Within the material below, find each line bearing the word "Görüs" and present it.

━━ Supplied entries ━━

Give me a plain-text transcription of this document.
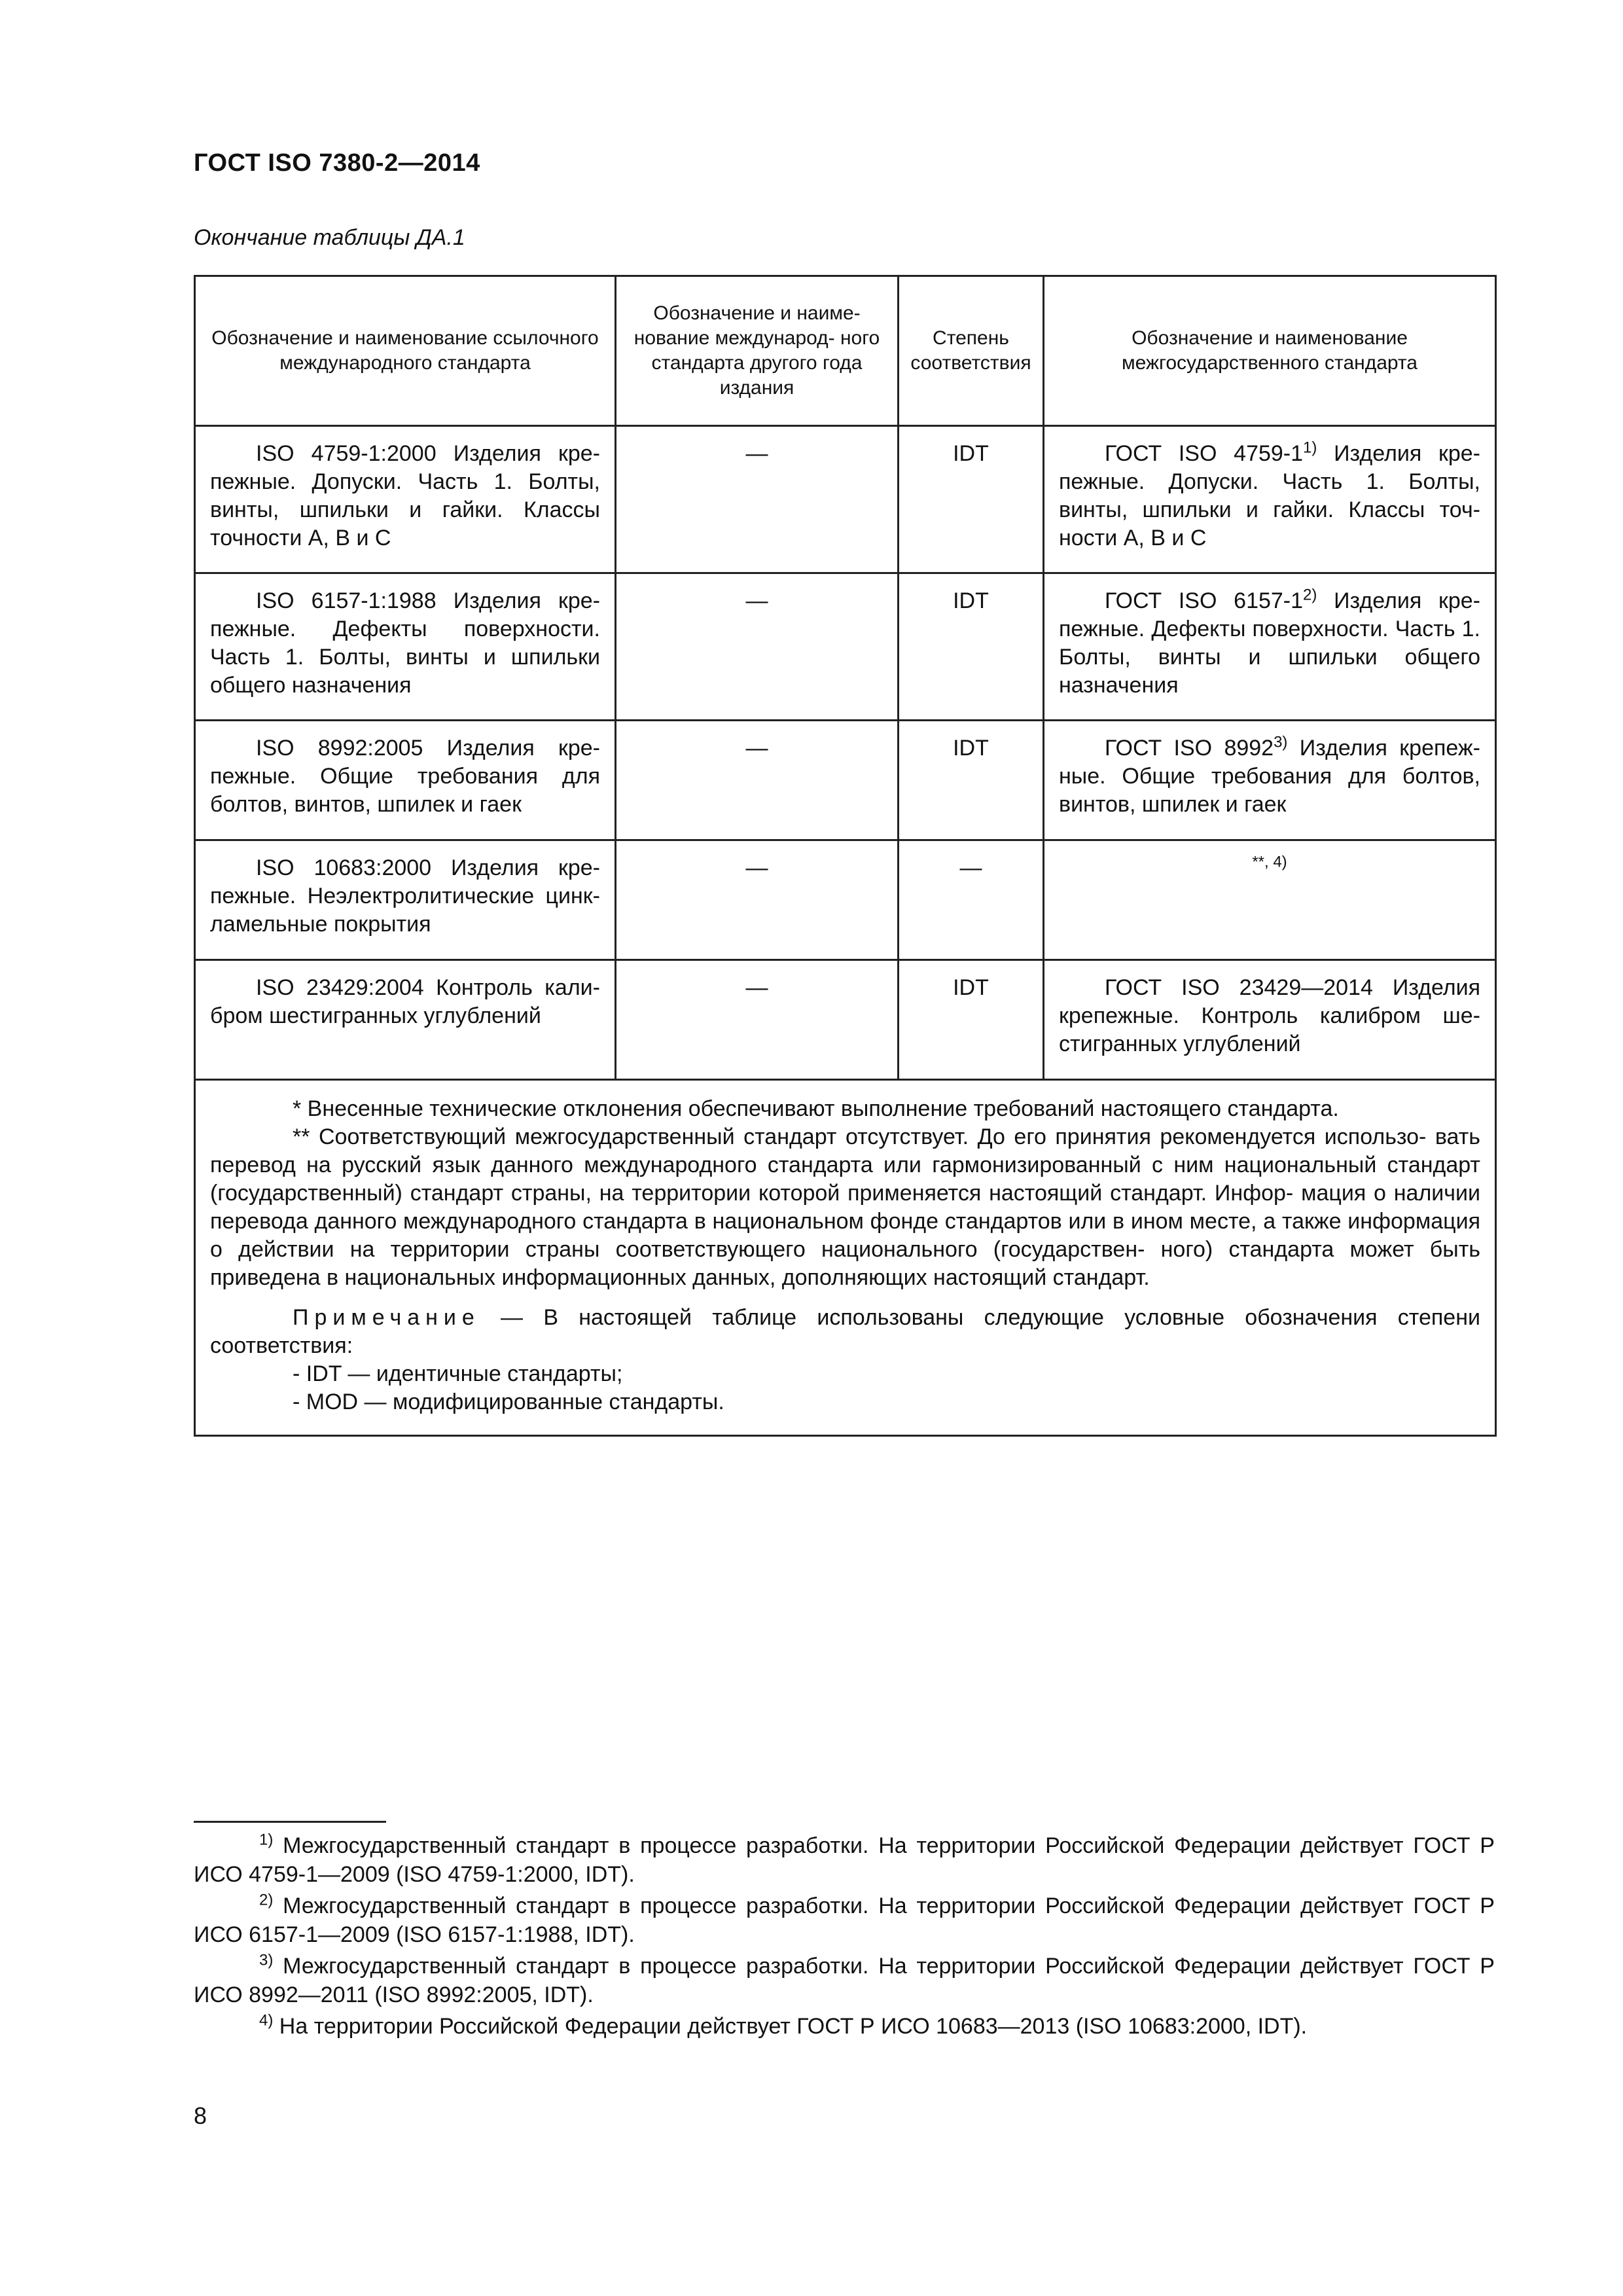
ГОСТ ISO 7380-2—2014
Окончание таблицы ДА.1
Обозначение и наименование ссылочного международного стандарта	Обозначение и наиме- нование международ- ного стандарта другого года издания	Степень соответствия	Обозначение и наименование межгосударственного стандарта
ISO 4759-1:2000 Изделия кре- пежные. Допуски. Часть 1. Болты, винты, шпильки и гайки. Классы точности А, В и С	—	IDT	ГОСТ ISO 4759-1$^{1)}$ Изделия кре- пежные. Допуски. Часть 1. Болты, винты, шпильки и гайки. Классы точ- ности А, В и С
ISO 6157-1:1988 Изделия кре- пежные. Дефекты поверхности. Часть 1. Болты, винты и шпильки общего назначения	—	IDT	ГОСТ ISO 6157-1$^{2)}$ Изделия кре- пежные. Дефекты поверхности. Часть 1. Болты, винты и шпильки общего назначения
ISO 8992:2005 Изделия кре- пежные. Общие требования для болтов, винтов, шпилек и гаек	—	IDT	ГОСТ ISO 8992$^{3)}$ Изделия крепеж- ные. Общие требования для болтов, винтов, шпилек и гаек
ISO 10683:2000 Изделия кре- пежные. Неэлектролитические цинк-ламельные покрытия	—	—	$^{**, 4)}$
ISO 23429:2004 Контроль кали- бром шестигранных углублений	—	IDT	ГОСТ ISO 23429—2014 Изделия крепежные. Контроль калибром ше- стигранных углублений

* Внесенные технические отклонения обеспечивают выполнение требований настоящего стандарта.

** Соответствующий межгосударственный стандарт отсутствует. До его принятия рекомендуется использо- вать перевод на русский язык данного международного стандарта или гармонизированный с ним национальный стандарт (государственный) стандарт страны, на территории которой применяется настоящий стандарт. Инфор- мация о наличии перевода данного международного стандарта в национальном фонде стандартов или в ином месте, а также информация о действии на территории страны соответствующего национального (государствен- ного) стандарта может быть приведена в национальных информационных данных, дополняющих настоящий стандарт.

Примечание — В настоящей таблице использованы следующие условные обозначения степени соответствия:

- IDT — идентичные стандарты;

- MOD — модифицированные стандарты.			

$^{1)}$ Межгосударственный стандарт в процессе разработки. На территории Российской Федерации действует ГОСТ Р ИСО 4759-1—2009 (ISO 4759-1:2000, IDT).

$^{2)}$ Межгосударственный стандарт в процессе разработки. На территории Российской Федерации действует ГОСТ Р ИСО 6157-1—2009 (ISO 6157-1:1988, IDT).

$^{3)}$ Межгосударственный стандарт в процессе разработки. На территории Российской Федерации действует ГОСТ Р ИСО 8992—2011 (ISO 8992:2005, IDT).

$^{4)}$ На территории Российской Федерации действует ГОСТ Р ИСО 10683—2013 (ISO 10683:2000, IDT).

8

━━━
━━ Supplied entries ━━

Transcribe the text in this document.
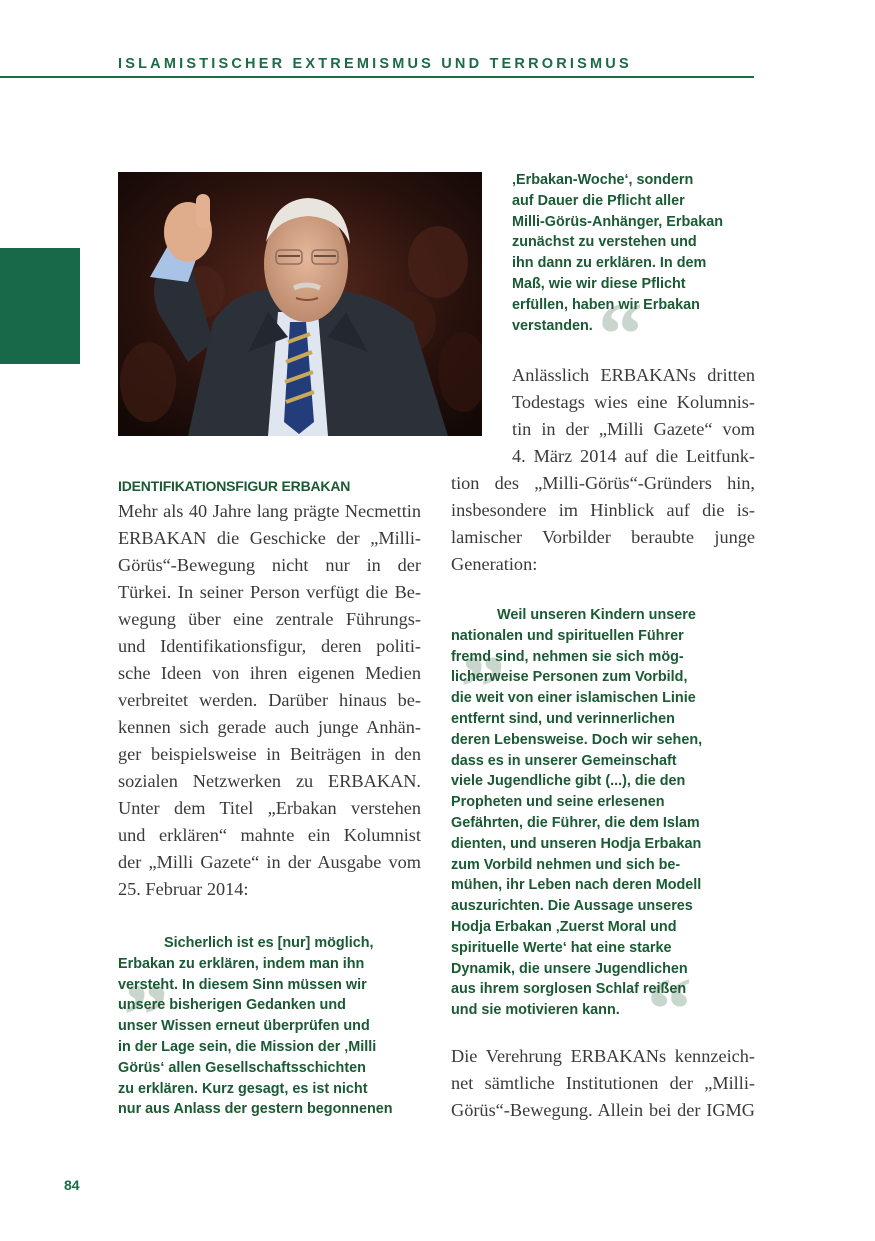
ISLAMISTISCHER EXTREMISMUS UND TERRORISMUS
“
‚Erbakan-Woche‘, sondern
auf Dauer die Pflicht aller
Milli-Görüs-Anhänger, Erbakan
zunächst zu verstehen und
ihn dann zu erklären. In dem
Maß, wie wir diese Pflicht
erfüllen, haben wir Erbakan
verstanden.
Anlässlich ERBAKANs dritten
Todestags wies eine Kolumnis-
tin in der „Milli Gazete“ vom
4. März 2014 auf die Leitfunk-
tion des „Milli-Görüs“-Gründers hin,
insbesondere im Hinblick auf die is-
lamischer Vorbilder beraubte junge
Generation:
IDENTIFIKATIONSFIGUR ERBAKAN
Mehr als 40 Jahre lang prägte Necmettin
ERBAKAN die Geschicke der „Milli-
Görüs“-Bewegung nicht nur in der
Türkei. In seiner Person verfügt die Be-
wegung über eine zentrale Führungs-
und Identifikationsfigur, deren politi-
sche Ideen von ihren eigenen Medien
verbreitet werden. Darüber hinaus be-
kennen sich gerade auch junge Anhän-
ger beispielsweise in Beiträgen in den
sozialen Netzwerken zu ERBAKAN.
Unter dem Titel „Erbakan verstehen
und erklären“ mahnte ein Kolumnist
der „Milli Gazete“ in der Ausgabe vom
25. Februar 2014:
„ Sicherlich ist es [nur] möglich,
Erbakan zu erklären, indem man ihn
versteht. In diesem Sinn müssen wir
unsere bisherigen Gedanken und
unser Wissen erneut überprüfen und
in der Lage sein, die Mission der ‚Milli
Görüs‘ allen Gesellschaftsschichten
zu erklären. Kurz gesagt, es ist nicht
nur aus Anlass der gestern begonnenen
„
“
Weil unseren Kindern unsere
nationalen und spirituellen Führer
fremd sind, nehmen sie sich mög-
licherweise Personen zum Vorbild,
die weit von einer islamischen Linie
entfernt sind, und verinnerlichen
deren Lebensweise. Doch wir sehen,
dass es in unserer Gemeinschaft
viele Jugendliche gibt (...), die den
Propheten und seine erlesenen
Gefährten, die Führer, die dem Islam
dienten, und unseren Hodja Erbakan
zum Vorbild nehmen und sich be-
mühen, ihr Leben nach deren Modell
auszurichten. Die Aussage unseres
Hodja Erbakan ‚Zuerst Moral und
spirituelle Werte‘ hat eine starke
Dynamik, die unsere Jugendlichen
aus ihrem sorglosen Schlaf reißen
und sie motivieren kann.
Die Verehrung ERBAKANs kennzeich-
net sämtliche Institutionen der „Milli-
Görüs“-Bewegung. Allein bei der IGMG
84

━━━
━━ Supplied entries ━━

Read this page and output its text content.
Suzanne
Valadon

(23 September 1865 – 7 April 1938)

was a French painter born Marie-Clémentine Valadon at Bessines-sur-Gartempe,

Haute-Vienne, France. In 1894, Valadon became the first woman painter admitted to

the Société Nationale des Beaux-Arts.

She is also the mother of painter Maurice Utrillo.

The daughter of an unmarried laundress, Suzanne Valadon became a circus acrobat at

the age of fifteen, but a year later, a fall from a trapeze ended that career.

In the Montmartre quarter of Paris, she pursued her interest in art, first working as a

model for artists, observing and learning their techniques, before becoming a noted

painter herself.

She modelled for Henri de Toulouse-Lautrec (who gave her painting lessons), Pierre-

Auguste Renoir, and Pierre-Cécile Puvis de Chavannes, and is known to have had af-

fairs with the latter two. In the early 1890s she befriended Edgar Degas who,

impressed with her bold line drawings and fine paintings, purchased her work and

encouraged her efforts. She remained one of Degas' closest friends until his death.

━━━

— Final result —
Milli-Görüs-Anhänger, Erbakan
tion des „Milli-Görüs“-Gründers hin,
Görüs“-Bewegung nicht nur in der
Görüs‘ allen Gesellschaftsschichten
Görüs“-Bewegung. Allein bei der IGMG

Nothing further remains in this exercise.